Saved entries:
***
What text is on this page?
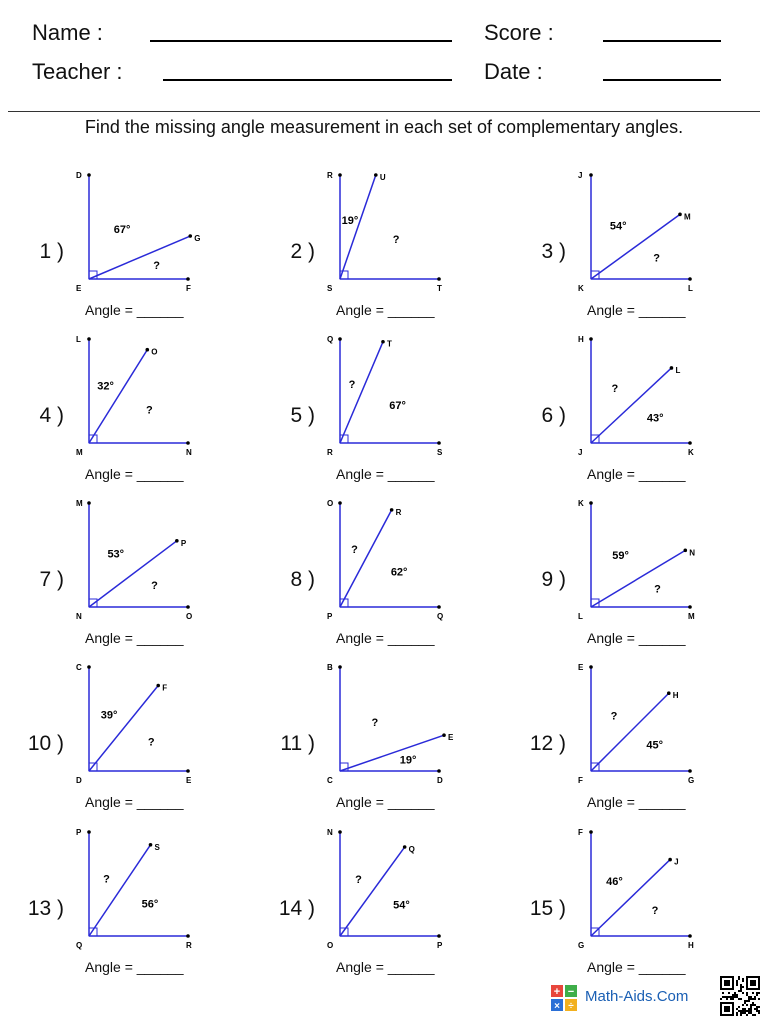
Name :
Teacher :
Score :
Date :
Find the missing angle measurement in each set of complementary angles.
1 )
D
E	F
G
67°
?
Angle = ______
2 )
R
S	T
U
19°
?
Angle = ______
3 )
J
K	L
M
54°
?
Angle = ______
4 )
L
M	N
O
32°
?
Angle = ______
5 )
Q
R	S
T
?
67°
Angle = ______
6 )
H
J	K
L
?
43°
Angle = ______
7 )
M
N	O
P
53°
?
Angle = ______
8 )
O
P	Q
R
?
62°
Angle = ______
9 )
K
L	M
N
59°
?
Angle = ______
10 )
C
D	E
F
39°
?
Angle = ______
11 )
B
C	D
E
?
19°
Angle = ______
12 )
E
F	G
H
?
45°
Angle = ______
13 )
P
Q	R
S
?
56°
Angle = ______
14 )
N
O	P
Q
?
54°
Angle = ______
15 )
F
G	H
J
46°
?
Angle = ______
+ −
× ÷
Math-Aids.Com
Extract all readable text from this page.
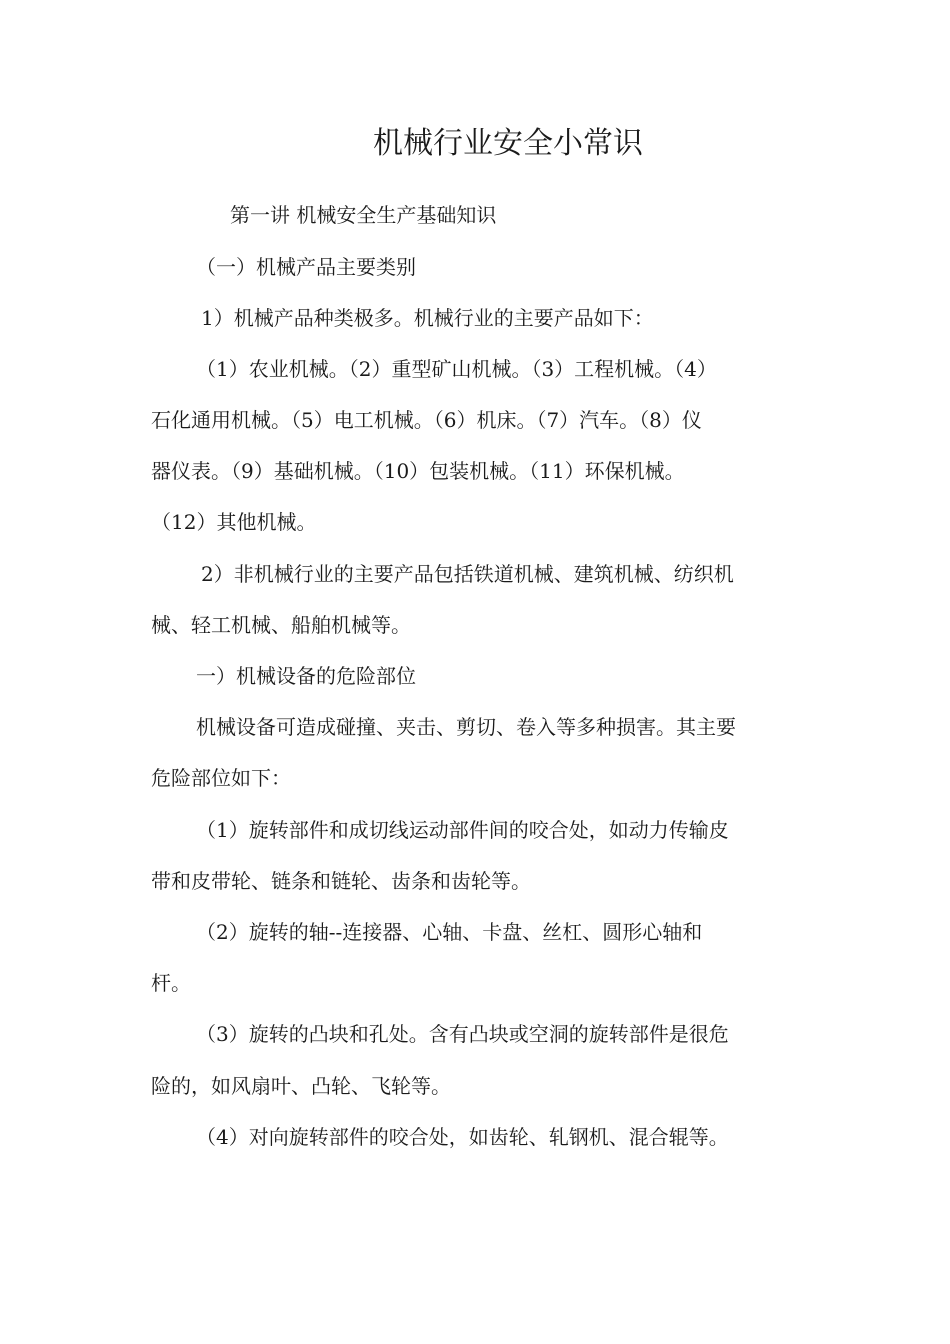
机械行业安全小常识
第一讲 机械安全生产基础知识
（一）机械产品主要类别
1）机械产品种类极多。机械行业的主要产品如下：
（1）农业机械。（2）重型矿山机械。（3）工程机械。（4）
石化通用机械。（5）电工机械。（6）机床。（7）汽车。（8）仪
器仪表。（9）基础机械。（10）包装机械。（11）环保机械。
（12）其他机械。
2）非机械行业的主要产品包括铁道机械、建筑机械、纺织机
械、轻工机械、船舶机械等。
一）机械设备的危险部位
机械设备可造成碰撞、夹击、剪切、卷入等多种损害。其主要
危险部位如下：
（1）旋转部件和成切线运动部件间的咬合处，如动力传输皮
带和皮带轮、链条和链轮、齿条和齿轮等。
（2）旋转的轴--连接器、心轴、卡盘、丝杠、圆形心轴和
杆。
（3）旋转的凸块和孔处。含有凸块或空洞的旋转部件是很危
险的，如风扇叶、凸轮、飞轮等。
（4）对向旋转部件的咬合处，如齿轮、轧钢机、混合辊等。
***
**GIVEN PROBLEM**
Repeat each entry exactly. Pictures do not belong in the copy.

**COMPLETE OUTPUT**
What text is on this page?
Name :
Teacher :
Score :
Date :
Find the missing angle measurement in each set of complementary angles.
1 )
D
E	F
G
67°
?
Angle = ______
2 )
R
S	T
U
19°
?
Angle = ______
3 )
J
K	L
M
54°
?
Angle = ______
4 )
L
M	N
O
32°
?
Angle = ______
5 )
Q
R	S
T
?
67°
Angle = ______
6 )
H
J	K
L
?
43°
Angle = ______
7 )
M
N	O
P
53°
?
Angle = ______
8 )
O
P	Q
R
?
62°
Angle = ______
9 )
K
L	M
N
59°
?
Angle = ______
10 )
C
D	E
F
39°
?
Angle = ______
11 )
B
C	D
E
?
19°
Angle = ______
12 )
E
F	G
H
?
45°
Angle = ______
13 )
P
Q	R
S
?
56°
Angle = ______
14 )
N
O	P
Q
?
54°
Angle = ______
15 )
F
G	H
J
46°
?
Angle = ______
+ −
× ÷
Math-Aids.Com
Extract all readable text from this page.
机械行业安全小常识
第一讲 机械安全生产基础知识
（一）机械产品主要类别
1）机械产品种类极多。机械行业的主要产品如下：
（1）农业机械。（2）重型矿山机械。（3）工程机械。（4）
石化通用机械。（5）电工机械。（6）机床。（7）汽车。（8）仪
器仪表。（9）基础机械。（10）包装机械。（11）环保机械。
（12）其他机械。
2）非机械行业的主要产品包括铁道机械、建筑机械、纺织机
械、轻工机械、船舶机械等。
一）机械设备的危险部位
机械设备可造成碰撞、夹击、剪切、卷入等多种损害。其主要
危险部位如下：
（1）旋转部件和成切线运动部件间的咬合处，如动力传输皮
带和皮带轮、链条和链轮、齿条和齿轮等。
（2）旋转的轴--连接器、心轴、卡盘、丝杠、圆形心轴和
杆。
（3）旋转的凸块和孔处。含有凸块或空洞的旋转部件是很危
险的，如风扇叶、凸轮、飞轮等。
（4）对向旋转部件的咬合处，如齿轮、轧钢机、混合辊等。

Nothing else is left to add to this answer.